• What to work on: Gather from the material every line that contains the string "p₃ᵖp₃ᵟ".

— BEGIN Data in this exercise —

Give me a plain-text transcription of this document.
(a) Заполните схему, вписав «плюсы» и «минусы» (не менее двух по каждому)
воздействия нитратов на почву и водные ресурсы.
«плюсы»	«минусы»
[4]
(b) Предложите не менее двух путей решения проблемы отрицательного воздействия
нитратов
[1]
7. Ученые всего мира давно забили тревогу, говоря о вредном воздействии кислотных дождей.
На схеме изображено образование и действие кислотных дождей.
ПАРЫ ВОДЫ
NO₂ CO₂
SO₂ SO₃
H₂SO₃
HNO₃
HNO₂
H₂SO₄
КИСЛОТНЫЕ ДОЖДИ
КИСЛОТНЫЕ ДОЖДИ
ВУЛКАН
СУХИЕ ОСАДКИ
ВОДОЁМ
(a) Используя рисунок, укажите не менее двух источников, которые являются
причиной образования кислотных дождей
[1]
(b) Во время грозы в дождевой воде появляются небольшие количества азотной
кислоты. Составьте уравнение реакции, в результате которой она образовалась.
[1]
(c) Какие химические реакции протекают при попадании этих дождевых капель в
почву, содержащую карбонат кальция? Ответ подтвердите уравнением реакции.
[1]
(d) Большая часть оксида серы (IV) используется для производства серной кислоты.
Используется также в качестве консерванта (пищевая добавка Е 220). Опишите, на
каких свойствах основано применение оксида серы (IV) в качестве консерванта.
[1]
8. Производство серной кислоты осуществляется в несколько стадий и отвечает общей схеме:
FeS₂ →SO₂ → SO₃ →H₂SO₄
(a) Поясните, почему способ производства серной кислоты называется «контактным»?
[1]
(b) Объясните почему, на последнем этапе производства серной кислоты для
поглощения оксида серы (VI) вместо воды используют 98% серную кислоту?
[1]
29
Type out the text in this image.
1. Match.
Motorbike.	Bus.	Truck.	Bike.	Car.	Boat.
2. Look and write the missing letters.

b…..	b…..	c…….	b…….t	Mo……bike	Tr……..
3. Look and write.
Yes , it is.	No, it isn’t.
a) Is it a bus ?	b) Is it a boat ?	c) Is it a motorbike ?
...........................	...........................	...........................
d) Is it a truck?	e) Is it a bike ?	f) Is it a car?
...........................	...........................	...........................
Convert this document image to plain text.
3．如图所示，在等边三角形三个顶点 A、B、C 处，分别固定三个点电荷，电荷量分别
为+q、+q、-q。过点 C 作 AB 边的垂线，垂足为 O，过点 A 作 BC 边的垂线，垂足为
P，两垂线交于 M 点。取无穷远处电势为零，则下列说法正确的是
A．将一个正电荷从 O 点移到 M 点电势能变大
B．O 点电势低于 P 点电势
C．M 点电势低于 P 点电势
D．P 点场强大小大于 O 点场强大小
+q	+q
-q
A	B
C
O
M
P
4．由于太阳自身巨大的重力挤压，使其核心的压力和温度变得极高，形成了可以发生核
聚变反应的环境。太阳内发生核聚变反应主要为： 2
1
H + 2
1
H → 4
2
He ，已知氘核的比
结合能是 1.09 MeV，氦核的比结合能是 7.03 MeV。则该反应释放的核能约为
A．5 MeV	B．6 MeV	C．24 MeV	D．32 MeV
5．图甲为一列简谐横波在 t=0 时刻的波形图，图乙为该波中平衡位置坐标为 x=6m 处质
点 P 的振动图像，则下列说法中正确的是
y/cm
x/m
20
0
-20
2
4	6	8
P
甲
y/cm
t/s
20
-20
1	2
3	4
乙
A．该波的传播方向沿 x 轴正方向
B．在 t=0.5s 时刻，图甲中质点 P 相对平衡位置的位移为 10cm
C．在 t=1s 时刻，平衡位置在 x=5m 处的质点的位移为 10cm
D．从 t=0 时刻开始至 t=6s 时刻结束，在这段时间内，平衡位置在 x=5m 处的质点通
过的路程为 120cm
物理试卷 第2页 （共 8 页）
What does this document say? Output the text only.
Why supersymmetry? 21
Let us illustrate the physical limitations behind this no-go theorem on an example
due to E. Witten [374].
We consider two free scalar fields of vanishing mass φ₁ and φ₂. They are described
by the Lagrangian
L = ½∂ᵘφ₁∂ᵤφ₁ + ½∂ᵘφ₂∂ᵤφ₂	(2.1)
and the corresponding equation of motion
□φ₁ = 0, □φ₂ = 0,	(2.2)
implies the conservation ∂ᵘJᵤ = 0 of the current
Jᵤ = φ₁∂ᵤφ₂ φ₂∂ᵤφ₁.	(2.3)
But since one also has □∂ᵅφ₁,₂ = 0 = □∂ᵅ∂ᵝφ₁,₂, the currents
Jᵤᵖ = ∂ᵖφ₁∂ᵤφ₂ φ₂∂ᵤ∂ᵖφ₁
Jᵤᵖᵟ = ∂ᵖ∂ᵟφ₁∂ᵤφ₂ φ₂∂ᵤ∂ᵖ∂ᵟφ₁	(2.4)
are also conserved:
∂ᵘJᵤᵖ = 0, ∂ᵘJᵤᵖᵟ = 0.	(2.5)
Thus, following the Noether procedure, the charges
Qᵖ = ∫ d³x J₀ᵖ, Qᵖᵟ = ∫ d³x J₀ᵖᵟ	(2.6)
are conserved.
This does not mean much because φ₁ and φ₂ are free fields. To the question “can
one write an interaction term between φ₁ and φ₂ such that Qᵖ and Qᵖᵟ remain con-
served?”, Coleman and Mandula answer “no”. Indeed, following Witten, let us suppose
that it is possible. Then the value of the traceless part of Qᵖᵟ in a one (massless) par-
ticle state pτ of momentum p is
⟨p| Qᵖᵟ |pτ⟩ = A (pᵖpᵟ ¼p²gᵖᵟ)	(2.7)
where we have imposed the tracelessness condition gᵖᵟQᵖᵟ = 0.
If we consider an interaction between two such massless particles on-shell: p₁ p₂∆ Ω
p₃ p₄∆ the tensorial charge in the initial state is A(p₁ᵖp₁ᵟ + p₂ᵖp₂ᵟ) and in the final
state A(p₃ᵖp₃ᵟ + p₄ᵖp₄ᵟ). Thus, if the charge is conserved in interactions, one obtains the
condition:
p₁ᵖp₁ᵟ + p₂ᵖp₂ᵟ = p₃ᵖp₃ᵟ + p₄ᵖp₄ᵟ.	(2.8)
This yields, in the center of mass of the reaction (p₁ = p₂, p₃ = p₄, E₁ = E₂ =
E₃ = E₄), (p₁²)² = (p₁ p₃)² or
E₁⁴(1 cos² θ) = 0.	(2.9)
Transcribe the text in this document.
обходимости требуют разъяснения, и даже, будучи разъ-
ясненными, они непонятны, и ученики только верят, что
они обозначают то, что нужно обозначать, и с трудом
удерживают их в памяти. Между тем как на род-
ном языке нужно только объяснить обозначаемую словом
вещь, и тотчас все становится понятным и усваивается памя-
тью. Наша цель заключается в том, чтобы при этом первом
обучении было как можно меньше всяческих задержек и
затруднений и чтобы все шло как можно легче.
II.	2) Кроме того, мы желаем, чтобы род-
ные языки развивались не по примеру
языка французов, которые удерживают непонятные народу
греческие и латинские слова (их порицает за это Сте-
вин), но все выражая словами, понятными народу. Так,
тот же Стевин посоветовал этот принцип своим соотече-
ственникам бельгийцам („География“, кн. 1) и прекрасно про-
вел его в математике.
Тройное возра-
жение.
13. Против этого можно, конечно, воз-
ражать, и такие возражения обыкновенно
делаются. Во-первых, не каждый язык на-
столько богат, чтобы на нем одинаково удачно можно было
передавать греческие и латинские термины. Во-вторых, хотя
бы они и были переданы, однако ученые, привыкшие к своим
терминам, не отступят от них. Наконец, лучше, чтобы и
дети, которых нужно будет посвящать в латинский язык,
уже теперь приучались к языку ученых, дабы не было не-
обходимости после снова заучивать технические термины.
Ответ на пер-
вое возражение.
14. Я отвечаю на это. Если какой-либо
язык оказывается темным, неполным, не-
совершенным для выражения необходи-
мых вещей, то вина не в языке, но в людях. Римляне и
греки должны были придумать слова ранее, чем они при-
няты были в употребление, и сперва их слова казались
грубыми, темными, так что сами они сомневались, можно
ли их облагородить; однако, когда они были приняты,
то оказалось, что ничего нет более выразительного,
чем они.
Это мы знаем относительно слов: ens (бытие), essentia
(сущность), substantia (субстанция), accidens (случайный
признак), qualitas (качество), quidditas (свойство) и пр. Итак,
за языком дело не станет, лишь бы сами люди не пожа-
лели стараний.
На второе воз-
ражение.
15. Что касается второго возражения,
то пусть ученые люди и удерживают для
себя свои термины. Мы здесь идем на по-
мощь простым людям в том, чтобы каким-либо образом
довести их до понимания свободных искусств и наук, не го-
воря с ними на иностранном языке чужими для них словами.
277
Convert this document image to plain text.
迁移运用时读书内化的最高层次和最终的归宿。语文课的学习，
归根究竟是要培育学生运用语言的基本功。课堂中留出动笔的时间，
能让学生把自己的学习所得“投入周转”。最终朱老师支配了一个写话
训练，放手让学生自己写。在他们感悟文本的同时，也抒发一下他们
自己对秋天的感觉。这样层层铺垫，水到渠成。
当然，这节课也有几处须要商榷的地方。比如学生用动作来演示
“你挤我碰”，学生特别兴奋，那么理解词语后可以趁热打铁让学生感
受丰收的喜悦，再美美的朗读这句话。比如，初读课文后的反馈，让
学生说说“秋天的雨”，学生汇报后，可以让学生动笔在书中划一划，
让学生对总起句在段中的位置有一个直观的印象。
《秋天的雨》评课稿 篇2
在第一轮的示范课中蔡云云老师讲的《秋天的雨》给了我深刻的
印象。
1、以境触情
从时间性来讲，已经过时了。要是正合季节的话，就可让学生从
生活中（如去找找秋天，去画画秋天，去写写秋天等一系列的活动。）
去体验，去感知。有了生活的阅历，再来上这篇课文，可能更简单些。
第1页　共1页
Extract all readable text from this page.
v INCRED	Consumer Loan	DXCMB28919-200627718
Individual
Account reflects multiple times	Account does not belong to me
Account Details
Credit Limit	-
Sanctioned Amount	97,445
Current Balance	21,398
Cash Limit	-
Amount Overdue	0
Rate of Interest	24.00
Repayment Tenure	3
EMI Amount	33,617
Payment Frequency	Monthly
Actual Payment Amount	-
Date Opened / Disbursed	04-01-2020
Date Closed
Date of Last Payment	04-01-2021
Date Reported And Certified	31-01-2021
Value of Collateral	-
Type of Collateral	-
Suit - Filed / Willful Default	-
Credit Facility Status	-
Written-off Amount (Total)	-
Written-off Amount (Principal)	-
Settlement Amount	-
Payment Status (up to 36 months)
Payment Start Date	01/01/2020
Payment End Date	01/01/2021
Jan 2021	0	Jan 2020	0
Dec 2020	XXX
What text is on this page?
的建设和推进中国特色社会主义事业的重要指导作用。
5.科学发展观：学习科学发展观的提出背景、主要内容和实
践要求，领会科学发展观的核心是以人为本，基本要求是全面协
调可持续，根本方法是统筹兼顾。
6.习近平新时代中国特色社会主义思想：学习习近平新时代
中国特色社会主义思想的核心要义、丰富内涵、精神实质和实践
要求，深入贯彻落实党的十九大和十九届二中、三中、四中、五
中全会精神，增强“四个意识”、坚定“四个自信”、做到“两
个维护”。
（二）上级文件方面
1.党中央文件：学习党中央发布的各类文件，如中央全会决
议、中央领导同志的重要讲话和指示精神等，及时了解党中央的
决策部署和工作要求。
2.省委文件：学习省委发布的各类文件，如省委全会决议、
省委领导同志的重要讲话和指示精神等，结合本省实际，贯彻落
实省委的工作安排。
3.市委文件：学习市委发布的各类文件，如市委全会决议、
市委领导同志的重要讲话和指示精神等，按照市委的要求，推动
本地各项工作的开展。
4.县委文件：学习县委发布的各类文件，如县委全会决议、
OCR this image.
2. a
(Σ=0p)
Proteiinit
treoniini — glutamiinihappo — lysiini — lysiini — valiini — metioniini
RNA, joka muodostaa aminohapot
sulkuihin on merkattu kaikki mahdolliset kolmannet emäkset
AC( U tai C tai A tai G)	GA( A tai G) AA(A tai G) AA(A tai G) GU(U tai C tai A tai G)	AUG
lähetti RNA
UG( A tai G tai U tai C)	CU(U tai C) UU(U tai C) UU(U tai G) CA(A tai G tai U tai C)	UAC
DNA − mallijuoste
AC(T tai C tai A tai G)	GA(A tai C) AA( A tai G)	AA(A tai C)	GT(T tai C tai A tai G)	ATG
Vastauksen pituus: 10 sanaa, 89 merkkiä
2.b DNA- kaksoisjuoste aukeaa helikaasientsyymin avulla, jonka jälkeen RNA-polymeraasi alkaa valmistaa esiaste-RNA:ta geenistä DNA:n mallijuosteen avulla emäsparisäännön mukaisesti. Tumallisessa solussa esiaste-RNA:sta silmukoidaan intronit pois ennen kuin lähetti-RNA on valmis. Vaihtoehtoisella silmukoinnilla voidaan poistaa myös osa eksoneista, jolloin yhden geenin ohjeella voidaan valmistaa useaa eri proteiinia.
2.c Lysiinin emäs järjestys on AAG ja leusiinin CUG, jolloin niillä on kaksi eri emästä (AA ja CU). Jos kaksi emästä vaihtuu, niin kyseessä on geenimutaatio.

— END Data in this exercise —

• Response to this exercise:
state A(p₃ᵖp₃ᵟ + p₄ᵖp₄ᵟ). Thus, if the charge is conserved in interactions, one obtains the
p₁ᵖp₁ᵟ + p₂ᵖp₂ᵟ = p₃ᵖp₃ᵟ + p₄ᵖp₄ᵟ.	(2.8)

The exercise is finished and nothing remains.